***** Supplied material *****

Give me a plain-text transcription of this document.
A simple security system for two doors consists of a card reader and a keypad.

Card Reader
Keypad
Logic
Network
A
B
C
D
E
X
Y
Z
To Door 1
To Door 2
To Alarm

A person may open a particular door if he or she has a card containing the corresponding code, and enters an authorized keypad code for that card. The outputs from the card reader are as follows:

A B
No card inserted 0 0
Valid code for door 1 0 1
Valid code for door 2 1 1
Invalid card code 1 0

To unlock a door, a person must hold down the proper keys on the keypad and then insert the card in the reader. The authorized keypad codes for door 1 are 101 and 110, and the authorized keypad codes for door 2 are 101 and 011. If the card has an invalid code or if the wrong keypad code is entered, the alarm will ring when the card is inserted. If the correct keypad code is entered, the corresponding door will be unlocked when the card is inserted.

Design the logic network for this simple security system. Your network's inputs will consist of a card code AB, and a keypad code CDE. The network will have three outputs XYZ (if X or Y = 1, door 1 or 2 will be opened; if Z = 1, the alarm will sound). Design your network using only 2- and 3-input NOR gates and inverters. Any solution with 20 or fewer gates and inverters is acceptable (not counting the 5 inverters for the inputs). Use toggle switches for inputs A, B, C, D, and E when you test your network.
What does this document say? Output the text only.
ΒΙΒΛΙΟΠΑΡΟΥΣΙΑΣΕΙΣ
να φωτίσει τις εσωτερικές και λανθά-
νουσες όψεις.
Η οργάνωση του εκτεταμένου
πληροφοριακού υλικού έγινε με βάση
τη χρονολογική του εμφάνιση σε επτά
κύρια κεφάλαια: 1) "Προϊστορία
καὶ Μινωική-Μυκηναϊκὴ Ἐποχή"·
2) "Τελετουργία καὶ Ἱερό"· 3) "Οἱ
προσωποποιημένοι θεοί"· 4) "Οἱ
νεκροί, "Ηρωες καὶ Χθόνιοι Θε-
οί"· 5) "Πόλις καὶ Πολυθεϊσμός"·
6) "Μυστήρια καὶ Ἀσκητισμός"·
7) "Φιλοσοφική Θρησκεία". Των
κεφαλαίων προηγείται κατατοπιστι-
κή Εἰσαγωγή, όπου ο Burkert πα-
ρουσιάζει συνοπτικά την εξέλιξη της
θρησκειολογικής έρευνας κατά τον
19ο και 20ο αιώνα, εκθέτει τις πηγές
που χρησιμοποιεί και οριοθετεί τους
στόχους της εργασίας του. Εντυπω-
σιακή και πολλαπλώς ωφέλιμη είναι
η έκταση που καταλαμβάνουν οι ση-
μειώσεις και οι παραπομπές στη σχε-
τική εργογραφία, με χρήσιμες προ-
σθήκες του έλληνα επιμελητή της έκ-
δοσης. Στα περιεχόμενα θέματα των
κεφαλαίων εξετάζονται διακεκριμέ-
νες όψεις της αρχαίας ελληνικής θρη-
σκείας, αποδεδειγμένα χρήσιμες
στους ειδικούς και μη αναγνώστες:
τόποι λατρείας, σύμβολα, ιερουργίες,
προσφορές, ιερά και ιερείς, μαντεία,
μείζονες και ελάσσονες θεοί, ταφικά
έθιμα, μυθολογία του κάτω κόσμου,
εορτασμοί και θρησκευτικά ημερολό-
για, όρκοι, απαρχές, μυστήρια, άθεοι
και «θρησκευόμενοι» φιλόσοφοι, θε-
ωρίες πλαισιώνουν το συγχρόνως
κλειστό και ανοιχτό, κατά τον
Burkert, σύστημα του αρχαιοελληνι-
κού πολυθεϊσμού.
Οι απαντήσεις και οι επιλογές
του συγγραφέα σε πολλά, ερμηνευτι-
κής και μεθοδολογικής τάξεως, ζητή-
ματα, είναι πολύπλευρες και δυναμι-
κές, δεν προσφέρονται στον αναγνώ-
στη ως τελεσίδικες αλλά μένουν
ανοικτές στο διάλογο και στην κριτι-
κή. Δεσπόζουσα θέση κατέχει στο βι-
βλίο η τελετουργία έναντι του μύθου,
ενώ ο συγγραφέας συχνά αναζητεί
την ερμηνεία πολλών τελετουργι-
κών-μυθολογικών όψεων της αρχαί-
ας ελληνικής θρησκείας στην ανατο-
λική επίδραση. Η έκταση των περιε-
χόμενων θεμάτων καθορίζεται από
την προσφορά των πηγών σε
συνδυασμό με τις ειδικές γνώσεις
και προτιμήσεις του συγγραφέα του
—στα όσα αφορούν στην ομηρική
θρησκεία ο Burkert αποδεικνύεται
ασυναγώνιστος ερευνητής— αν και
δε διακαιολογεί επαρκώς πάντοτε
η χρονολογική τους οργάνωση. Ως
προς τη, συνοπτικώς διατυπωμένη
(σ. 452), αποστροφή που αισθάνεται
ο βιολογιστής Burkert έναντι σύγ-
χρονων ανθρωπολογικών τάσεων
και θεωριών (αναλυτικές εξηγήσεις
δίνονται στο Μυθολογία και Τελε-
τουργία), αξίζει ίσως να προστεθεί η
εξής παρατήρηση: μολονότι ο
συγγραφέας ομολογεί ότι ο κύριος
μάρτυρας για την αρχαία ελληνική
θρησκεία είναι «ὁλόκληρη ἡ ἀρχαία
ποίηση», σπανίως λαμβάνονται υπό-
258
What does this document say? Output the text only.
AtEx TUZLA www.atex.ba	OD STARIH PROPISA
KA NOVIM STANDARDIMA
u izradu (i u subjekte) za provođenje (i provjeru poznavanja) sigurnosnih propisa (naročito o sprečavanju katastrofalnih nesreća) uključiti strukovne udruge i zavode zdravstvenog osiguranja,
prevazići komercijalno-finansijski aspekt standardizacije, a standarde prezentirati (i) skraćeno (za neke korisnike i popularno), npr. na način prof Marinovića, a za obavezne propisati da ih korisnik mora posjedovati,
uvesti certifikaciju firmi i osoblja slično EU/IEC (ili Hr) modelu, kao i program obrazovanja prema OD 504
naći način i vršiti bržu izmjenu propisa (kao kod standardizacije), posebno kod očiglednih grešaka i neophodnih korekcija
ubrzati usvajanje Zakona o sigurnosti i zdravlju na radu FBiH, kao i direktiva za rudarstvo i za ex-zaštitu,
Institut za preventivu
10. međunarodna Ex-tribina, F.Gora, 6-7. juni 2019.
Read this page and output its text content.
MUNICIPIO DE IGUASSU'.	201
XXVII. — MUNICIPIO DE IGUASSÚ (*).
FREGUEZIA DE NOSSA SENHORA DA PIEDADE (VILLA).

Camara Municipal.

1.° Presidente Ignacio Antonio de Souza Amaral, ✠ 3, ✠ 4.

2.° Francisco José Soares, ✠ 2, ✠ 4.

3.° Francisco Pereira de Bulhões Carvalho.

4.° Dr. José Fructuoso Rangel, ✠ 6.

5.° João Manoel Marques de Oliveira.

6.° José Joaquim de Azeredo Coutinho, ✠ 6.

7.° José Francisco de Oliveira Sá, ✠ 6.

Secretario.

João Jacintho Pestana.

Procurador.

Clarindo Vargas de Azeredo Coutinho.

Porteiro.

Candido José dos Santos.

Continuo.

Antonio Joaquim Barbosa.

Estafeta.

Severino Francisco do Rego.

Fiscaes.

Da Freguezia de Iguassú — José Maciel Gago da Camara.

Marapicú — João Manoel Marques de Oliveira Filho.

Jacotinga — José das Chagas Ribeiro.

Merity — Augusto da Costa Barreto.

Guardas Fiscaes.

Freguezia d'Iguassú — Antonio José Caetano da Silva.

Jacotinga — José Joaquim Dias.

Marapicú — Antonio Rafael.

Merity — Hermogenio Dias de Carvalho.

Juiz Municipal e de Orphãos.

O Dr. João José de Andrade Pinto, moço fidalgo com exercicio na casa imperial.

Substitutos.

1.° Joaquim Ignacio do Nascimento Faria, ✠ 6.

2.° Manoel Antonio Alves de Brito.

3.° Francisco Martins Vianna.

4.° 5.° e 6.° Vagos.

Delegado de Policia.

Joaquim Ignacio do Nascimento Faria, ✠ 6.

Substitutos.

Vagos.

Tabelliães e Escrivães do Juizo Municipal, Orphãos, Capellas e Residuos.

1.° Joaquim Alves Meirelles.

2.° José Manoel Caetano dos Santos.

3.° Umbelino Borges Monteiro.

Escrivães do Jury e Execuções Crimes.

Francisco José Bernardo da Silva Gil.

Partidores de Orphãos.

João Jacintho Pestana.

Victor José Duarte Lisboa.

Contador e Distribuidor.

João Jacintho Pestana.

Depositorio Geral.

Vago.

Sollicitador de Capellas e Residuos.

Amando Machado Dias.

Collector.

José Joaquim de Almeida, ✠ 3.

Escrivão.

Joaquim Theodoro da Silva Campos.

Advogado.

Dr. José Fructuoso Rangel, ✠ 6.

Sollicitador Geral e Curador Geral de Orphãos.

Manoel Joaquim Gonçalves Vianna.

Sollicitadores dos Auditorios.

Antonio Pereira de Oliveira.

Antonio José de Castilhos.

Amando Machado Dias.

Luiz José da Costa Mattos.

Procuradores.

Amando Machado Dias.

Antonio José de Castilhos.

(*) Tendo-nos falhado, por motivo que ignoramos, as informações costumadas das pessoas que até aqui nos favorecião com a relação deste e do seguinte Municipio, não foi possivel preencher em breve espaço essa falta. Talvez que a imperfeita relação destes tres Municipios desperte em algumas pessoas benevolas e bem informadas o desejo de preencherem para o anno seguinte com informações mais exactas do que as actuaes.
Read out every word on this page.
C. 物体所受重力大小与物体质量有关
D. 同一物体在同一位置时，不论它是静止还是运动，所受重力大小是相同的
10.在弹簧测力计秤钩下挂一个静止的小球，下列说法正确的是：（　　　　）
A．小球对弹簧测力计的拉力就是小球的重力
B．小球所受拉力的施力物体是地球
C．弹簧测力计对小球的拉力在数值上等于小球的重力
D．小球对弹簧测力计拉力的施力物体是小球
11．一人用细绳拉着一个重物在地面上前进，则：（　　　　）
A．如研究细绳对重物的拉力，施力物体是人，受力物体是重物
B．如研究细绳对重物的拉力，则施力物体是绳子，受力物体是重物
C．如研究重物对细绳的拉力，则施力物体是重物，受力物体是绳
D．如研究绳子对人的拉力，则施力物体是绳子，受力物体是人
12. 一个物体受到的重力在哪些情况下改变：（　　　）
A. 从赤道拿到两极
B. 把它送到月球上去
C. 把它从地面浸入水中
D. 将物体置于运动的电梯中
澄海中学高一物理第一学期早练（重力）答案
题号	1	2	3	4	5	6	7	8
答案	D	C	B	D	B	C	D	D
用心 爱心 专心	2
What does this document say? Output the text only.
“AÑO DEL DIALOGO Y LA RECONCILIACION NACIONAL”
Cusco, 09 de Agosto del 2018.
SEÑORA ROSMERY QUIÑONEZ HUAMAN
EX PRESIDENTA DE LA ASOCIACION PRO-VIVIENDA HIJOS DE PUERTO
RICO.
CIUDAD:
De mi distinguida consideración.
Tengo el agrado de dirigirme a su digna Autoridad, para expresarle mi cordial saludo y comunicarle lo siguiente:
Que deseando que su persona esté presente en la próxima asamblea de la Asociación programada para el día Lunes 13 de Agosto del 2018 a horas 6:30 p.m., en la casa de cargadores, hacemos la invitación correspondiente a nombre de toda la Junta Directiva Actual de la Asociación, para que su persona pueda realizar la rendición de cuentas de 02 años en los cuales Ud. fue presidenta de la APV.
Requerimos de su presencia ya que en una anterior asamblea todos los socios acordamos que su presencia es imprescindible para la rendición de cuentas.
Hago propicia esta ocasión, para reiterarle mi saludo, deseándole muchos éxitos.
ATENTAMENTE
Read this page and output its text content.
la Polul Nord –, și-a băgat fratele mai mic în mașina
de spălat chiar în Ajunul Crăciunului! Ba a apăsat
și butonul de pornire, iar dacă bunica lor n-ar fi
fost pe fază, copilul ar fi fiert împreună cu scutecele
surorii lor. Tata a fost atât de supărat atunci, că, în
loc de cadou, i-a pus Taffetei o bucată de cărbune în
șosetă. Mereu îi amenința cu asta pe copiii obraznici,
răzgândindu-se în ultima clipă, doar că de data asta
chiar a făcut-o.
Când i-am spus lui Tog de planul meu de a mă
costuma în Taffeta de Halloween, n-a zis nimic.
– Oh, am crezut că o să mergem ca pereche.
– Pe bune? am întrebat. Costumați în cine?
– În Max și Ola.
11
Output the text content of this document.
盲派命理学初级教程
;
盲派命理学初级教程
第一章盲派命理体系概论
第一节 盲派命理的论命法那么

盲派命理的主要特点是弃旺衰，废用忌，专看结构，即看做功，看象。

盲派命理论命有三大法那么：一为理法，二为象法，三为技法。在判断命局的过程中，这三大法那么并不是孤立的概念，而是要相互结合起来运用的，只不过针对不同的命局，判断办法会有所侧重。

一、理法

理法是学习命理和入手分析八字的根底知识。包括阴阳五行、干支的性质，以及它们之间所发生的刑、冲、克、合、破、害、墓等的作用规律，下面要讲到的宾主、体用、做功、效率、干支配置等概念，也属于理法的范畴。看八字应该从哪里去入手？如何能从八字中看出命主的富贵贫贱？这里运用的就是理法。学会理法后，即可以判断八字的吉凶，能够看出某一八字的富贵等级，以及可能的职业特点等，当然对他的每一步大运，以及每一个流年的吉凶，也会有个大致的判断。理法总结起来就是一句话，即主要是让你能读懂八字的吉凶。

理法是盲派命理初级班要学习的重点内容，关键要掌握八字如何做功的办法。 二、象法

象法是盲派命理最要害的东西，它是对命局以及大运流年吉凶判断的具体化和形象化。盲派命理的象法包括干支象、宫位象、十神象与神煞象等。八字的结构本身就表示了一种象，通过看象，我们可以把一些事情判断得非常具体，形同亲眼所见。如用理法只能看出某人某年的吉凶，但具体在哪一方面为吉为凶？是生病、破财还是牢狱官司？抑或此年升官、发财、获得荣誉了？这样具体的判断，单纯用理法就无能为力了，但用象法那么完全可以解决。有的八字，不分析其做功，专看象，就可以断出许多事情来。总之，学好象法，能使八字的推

*****

• Written instruction
List the lines of the entries that include "Burkert".

• Solution for this exercise
κή Εἰσαγωγή, όπου ο Burkert πα-
Burkert, σύστημα του αρχαιοελληνι-
θρησκεία ο Burkert αποδεικνύεται
ο βιολογιστής Burkert έναντι σύγ-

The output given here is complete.